[Written request] Pictures aside, write out every record exactly as it appears.

-------

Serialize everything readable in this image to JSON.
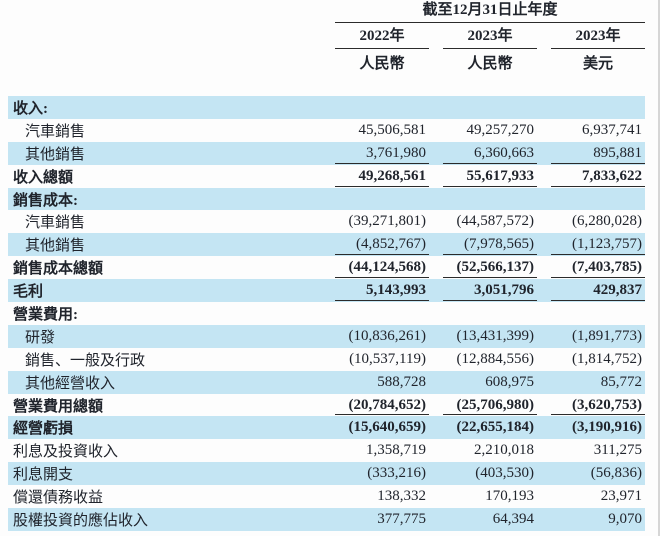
{
  "header": {
    "period_title": "截至12月31日止年度",
    "columns": [
      {
        "year": "2022年",
        "currency": "人民幣"
      },
      {
        "year": "2023年",
        "currency": "人民幣"
      },
      {
        "year": "2023年",
        "currency": "美元"
      }
    ]
  },
  "colors": {
    "row_highlight": "#c4e5f3",
    "text": "#20242c",
    "rule": "#2b2b2b"
  },
  "table": {
    "rows": [
      {
        "label": "收入:",
        "values": [
          "",
          "",
          ""
        ],
        "bold": true,
        "indent": 0,
        "shaded": true,
        "underline": false
      },
      {
        "label": "汽車銷售",
        "values": [
          "45,506,581",
          "49,257,270",
          "6,937,741"
        ],
        "bold": false,
        "indent": 1,
        "shaded": false,
        "underline": false
      },
      {
        "label": "其他銷售",
        "values": [
          "3,761,980",
          "6,360,663",
          "895,881"
        ],
        "bold": false,
        "indent": 1,
        "shaded": true,
        "underline": true
      },
      {
        "label": "收入總額",
        "values": [
          "49,268,561",
          "55,617,933",
          "7,833,622"
        ],
        "bold": true,
        "indent": 0,
        "shaded": false,
        "underline": true
      },
      {
        "label": "銷售成本:",
        "values": [
          "",
          "",
          ""
        ],
        "bold": true,
        "indent": 0,
        "shaded": true,
        "underline": false
      },
      {
        "label": "汽車銷售",
        "values": [
          "(39,271,801)",
          "(44,587,572)",
          "(6,280,028)"
        ],
        "bold": false,
        "indent": 1,
        "shaded": false,
        "underline": false
      },
      {
        "label": "其他銷售",
        "values": [
          "(4,852,767)",
          "(7,978,565)",
          "(1,123,757)"
        ],
        "bold": false,
        "indent": 1,
        "shaded": true,
        "underline": true
      },
      {
        "label": "銷售成本總額",
        "values": [
          "(44,124,568)",
          "(52,566,137)",
          "(7,403,785)"
        ],
        "bold": true,
        "indent": 0,
        "shaded": false,
        "underline": true
      },
      {
        "label": "毛利",
        "values": [
          "5,143,993",
          "3,051,796",
          "429,837"
        ],
        "bold": true,
        "indent": 0,
        "shaded": true,
        "underline": true
      },
      {
        "label": "營業費用:",
        "values": [
          "",
          "",
          ""
        ],
        "bold": true,
        "indent": 0,
        "shaded": false,
        "underline": false
      },
      {
        "label": "研發",
        "values": [
          "(10,836,261)",
          "(13,431,399)",
          "(1,891,773)"
        ],
        "bold": false,
        "indent": 1,
        "shaded": true,
        "underline": false
      },
      {
        "label": "銷售、一般及行政",
        "values": [
          "(10,537,119)",
          "(12,884,556)",
          "(1,814,752)"
        ],
        "bold": false,
        "indent": 1,
        "shaded": false,
        "underline": false
      },
      {
        "label": "其他經營收入",
        "values": [
          "588,728",
          "608,975",
          "85,772"
        ],
        "bold": false,
        "indent": 1,
        "shaded": true,
        "underline": false
      },
      {
        "label": "營業費用總額",
        "values": [
          "(20,784,652)",
          "(25,706,980)",
          "(3,620,753)"
        ],
        "bold": true,
        "indent": 0,
        "shaded": false,
        "underline": true
      },
      {
        "label": "經營虧損",
        "values": [
          "(15,640,659)",
          "(22,655,184)",
          "(3,190,916)"
        ],
        "bold": true,
        "indent": 0,
        "shaded": true,
        "underline": false
      },
      {
        "label": "利息及投資收入",
        "values": [
          "1,358,719",
          "2,210,018",
          "311,275"
        ],
        "bold": false,
        "indent": 0,
        "shaded": false,
        "underline": false
      },
      {
        "label": "利息開支",
        "values": [
          "(333,216)",
          "(403,530)",
          "(56,836)"
        ],
        "bold": false,
        "indent": 0,
        "shaded": true,
        "underline": false
      },
      {
        "label": "償還債務收益",
        "values": [
          "138,332",
          "170,193",
          "23,971"
        ],
        "bold": false,
        "indent": 0,
        "shaded": false,
        "underline": false
      },
      {
        "label": "股權投資的應佔收入",
        "values": [
          "377,775",
          "64,394",
          "9,070"
        ],
        "bold": false,
        "indent": 0,
        "shaded": true,
        "underline": false
      }
    ]
  }
}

-------

[Answer]
Serialize everything readable in this image to JSON.
{
  "header": {
    "period_title": "截至12月31日止年度",
    "columns": [
      {
        "year": "2022年",
        "currency": "人民幣"
      },
      {
        "year": "2023年",
        "currency": "人民幣"
      },
      {
        "year": "2023年",
        "currency": "美元"
      }
    ]
  },
  "colors": {
    "row_highlight": "#c4e5f3",
    "text": "#20242c",
    "rule": "#2b2b2b"
  },
  "table": {
    "rows": [
      {
        "label": "收入:",
        "values": [
          "",
          "",
          ""
        ],
        "bold": true,
        "indent": 0,
        "shaded": true,
        "underline": false
      },
      {
        "label": "汽車銷售",
        "values": [
          "45,506,581",
          "49,257,270",
          "6,937,741"
        ],
        "bold": false,
        "indent": 1,
        "shaded": false,
        "underline": false
      },
      {
        "label": "其他銷售",
        "values": [
          "3,761,980",
          "6,360,663",
          "895,881"
        ],
        "bold": false,
        "indent": 1,
        "shaded": true,
        "underline": true
      },
      {
        "label": "收入總額",
        "values": [
          "49,268,561",
          "55,617,933",
          "7,833,622"
        ],
        "bold": true,
        "indent": 0,
        "shaded": false,
        "underline": true
      },
      {
        "label": "銷售成本:",
        "values": [
          "",
          "",
          ""
        ],
        "bold": true,
        "indent": 0,
        "shaded": true,
        "underline": false
      },
      {
        "label": "汽車銷售",
        "values": [
          "(39,271,801)",
          "(44,587,572)",
          "(6,280,028)"
        ],
        "bold": false,
        "indent": 1,
        "shaded": false,
        "underline": false
      },
      {
        "label": "其他銷售",
        "values": [
          "(4,852,767)",
          "(7,978,565)",
          "(1,123,757)"
        ],
        "bold": false,
        "indent": 1,
        "shaded": true,
        "underline": true
      },
      {
        "label": "銷售成本總額",
        "values": [
          "(44,124,568)",
          "(52,566,137)",
          "(7,403,785)"
        ],
        "bold": true,
        "indent": 0,
        "shaded": false,
        "underline": true
      },
      {
        "label": "毛利",
        "values": [
          "5,143,993",
          "3,051,796",
          "429,837"
        ],
        "bold": true,
        "indent": 0,
        "shaded": true,
        "underline": true
      },
      {
        "label": "營業費用:",
        "values": [
          "",
          "",
          ""
        ],
        "bold": true,
        "indent": 0,
        "shaded": false,
        "underline": false
      },
      {
        "label": "研發",
        "values": [
          "(10,836,261)",
          "(13,431,399)",
          "(1,891,773)"
        ],
        "bold": false,
        "indent": 1,
        "shaded": true,
        "underline": false
      },
      {
        "label": "銷售、一般及行政",
        "values": [
          "(10,537,119)",
          "(12,884,556)",
          "(1,814,752)"
        ],
        "bold": false,
        "indent": 1,
        "shaded": false,
        "underline": false
      },
      {
        "label": "其他經營收入",
        "values": [
          "588,728",
          "608,975",
          "85,772"
        ],
        "bold": false,
        "indent": 1,
        "shaded": true,
        "underline": false
      },
      {
        "label": "營業費用總額",
        "values": [
          "(20,784,652)",
          "(25,706,980)",
          "(3,620,753)"
        ],
        "bold": true,
        "indent": 0,
        "shaded": false,
        "underline": true
      },
      {
        "label": "經營虧損",
        "values": [
          "(15,640,659)",
          "(22,655,184)",
          "(3,190,916)"
        ],
        "bold": true,
        "indent": 0,
        "shaded": true,
        "underline": false
      },
      {
        "label": "利息及投資收入",
        "values": [
          "1,358,719",
          "2,210,018",
          "311,275"
        ],
        "bold": false,
        "indent": 0,
        "shaded": false,
        "underline": false
      },
      {
        "label": "利息開支",
        "values": [
          "(333,216)",
          "(403,530)",
          "(56,836)"
        ],
        "bold": false,
        "indent": 0,
        "shaded": true,
        "underline": false
      },
      {
        "label": "償還債務收益",
        "values": [
          "138,332",
          "170,193",
          "23,971"
        ],
        "bold": false,
        "indent": 0,
        "shaded": false,
        "underline": false
      },
      {
        "label": "股權投資的應佔收入",
        "values": [
          "377,775",
          "64,394",
          "9,070"
        ],
        "bold": false,
        "indent": 0,
        "shaded": true,
        "underline": false
      }
    ]
  }
}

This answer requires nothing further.